§ Objective:
Wherever the string "asoschisi" appears in a line, extract that line.

§ Material:
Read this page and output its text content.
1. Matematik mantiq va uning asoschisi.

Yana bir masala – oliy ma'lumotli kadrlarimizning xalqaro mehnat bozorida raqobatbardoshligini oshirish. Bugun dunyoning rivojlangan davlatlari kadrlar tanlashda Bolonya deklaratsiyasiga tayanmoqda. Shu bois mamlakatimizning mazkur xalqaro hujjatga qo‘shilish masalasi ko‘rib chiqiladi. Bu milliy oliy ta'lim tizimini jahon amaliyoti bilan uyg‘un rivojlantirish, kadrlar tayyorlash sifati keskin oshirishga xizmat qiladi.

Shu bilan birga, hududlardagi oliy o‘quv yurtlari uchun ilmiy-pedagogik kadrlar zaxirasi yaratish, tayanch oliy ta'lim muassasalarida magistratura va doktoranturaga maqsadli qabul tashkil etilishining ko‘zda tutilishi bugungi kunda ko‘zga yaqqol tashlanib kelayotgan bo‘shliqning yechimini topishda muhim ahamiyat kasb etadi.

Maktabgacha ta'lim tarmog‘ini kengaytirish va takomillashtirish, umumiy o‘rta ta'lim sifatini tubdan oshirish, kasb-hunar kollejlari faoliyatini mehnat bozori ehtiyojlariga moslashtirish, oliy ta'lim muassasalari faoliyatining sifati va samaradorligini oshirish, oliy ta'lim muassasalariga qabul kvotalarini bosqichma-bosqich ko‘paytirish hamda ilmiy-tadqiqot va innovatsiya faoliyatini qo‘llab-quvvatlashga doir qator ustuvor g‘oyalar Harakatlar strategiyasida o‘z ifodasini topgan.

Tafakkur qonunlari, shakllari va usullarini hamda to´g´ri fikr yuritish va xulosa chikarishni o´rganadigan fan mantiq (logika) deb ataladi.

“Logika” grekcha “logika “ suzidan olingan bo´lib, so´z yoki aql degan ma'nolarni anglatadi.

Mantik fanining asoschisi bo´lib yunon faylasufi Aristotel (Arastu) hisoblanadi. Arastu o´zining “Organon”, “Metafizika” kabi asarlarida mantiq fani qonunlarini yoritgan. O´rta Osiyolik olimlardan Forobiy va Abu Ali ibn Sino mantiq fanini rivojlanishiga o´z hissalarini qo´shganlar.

§ Solution to the exercise:
1. Matematik mantiq va uning asoschisi.
Mantik fanining asoschisi bo´lib yunon faylasufi Aristotel (Arastu) hisoblanadi. Arastu o´zining “Organon”, “Metafizika” kabi asarlarida mantiq fani qonunlarini yoritgan. O´rta Osiyolik olimlardan Forobiy va Abu Ali ibn Sino mantiq fanini rivojlanishiga o´z hissalarini qo´shganlar.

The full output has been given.